──────── RECORDS FOR THE TASK

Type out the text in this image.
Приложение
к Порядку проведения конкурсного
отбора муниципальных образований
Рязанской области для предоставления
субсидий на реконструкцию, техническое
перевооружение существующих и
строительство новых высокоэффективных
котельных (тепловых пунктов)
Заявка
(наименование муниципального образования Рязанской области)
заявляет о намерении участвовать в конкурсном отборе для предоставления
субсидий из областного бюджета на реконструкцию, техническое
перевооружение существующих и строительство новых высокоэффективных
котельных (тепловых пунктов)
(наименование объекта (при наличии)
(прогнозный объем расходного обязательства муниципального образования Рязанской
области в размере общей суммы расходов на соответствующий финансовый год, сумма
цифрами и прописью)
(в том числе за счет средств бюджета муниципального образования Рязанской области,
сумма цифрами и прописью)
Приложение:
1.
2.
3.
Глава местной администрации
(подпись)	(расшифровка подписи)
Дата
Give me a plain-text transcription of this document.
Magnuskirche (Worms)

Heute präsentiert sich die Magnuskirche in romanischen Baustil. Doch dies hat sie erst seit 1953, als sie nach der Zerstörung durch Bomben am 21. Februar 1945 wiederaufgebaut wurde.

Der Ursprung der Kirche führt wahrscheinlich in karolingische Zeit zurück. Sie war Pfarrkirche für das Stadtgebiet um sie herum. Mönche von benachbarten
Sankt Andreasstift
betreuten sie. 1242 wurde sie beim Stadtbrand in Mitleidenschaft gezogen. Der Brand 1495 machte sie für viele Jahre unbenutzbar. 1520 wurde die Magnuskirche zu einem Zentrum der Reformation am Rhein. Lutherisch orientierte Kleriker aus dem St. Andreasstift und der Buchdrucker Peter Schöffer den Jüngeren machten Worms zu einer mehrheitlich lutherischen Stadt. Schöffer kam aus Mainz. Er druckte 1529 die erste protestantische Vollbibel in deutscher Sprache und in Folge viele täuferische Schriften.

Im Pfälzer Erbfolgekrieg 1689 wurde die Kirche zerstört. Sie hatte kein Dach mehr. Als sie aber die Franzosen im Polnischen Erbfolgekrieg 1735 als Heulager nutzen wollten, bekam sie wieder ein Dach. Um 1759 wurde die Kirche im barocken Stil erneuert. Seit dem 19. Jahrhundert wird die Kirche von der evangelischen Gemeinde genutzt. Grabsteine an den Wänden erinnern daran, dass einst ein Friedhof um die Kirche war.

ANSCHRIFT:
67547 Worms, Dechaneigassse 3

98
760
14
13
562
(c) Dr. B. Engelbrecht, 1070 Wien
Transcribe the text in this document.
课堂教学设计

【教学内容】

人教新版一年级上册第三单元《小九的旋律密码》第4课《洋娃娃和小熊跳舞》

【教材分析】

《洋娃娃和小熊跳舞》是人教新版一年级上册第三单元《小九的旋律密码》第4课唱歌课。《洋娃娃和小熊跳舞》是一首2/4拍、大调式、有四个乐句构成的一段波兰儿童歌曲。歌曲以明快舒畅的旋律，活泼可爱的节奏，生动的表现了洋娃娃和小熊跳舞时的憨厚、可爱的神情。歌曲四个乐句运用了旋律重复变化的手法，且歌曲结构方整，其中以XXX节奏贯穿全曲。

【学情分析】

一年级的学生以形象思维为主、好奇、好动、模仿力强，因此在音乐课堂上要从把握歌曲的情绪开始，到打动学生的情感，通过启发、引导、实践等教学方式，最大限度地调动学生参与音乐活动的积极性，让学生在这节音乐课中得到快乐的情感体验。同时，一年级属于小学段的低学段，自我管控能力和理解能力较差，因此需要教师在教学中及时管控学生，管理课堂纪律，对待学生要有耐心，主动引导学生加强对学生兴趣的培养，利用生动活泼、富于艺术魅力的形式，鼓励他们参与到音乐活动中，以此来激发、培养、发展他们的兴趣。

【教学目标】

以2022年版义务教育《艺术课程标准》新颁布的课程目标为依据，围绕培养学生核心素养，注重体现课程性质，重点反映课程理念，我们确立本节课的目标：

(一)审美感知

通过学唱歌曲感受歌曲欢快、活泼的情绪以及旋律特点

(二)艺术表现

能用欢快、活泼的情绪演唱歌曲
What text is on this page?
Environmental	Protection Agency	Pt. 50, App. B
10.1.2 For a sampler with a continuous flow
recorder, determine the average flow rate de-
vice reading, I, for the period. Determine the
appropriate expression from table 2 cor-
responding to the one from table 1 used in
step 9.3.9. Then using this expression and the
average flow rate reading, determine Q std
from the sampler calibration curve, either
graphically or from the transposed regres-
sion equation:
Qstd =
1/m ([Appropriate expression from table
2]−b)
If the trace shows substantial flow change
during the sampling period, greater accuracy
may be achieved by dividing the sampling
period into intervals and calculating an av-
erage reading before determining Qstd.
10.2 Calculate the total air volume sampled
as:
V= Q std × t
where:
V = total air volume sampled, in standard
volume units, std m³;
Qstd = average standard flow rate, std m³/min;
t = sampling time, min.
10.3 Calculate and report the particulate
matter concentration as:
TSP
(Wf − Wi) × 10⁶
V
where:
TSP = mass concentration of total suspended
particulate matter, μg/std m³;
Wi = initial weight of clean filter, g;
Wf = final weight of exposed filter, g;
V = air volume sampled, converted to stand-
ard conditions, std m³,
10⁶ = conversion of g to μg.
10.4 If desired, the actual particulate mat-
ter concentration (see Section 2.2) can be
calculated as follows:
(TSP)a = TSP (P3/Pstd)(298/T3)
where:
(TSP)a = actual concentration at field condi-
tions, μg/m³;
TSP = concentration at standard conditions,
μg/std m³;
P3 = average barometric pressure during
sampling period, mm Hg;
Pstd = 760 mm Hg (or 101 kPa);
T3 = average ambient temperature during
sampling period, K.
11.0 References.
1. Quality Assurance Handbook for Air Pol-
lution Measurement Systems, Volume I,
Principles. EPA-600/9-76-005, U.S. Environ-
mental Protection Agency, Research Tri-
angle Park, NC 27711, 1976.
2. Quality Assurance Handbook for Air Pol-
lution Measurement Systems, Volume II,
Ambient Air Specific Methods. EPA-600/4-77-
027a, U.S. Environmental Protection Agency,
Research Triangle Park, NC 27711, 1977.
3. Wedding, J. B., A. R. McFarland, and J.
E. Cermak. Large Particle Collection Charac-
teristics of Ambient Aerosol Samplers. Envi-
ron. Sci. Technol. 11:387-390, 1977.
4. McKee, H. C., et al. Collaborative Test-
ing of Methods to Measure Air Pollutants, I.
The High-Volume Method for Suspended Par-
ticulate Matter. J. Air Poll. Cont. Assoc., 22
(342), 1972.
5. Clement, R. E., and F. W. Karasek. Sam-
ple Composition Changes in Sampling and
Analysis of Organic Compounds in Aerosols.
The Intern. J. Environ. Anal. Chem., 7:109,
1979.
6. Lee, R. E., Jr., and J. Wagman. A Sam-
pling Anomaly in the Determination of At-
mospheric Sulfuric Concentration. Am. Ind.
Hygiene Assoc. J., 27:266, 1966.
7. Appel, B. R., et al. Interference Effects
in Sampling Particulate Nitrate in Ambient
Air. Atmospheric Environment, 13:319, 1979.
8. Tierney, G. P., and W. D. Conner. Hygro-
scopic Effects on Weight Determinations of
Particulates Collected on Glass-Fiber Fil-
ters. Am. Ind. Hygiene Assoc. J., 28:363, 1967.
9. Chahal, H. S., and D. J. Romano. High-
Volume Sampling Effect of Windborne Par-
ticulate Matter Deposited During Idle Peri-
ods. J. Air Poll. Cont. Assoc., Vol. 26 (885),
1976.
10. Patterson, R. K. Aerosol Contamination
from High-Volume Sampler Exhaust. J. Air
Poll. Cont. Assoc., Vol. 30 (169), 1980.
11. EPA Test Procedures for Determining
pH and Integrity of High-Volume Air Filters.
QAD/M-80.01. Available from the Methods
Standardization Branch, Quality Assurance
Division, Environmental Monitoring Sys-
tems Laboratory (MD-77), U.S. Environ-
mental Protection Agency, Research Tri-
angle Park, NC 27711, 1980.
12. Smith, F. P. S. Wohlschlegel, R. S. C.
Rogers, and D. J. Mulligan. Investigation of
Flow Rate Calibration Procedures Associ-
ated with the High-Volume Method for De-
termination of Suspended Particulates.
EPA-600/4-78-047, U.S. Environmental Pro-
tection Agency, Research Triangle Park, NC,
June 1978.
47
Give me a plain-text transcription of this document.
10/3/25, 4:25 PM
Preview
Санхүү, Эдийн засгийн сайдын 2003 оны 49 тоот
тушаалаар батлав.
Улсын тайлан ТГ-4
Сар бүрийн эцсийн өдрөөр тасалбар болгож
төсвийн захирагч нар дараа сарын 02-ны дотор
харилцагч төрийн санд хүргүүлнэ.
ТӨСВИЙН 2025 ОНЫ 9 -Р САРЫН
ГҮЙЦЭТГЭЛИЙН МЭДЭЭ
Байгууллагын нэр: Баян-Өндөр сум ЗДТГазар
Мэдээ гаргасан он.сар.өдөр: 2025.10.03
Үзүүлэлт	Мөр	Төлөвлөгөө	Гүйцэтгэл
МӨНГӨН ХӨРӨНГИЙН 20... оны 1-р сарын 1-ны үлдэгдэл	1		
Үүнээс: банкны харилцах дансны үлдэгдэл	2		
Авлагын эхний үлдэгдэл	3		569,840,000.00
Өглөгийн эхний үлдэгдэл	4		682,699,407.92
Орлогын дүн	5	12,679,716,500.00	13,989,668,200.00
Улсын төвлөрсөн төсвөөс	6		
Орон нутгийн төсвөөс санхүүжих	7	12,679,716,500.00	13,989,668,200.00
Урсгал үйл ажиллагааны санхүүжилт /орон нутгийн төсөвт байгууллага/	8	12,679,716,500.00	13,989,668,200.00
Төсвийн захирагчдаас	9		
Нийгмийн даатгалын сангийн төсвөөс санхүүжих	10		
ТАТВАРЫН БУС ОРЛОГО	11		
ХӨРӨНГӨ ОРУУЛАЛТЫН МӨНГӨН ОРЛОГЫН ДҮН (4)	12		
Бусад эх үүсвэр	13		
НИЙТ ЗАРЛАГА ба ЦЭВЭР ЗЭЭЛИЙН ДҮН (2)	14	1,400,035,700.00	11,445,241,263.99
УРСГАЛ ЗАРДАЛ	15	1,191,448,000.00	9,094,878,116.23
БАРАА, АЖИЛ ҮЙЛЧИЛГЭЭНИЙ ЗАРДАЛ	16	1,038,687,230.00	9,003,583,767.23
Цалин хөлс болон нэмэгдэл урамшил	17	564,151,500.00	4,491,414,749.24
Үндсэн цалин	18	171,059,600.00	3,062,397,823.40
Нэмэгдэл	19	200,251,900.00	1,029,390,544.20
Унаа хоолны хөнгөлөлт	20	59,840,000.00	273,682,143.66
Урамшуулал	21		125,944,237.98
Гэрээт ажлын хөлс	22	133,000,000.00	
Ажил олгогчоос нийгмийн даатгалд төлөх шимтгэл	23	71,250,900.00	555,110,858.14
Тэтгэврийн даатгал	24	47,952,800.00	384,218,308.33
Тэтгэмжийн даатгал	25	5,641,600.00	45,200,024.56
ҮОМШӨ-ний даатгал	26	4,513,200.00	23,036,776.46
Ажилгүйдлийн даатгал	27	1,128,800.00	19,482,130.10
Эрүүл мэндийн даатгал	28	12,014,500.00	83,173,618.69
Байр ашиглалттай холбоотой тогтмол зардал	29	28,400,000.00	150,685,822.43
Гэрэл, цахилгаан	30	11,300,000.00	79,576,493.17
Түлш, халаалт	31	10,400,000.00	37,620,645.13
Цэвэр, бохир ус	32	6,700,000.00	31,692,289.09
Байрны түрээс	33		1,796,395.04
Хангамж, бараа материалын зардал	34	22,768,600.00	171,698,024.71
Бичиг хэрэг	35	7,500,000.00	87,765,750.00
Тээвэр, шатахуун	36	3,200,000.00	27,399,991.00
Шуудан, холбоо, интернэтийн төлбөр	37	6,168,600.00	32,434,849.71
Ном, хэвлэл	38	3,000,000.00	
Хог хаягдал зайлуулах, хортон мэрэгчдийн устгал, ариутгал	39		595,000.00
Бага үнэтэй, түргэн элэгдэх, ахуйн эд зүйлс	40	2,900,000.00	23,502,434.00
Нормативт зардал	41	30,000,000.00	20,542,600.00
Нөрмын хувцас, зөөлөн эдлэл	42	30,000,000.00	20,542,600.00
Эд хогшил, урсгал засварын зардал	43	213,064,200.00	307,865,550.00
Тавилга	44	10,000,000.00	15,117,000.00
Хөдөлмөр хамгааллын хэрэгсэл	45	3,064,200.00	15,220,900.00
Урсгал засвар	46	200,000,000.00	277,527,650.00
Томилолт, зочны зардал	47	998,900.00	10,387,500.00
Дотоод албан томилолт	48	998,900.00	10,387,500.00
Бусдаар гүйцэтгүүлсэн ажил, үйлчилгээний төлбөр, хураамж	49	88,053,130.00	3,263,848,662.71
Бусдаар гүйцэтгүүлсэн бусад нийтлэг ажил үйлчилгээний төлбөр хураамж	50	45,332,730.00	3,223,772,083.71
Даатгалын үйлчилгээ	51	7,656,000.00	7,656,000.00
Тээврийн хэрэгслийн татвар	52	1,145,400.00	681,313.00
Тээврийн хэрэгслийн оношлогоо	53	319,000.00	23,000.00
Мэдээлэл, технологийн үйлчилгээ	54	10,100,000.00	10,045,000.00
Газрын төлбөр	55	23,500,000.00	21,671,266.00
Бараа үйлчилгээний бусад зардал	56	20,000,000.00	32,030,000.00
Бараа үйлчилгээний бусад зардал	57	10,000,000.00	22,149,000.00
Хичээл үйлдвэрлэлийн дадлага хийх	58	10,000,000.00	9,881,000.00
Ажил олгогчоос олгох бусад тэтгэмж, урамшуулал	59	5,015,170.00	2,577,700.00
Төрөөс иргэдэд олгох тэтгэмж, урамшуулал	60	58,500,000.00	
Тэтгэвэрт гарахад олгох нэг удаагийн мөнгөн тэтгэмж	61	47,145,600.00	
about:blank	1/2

────────────────

• EXERCISE:
Return each line of the data that contains the string "субсидий".

• FINAL RESULT:
субсидий на реконструкцию, техническое
субсидий из областного бюджета на реконструкцию, техническое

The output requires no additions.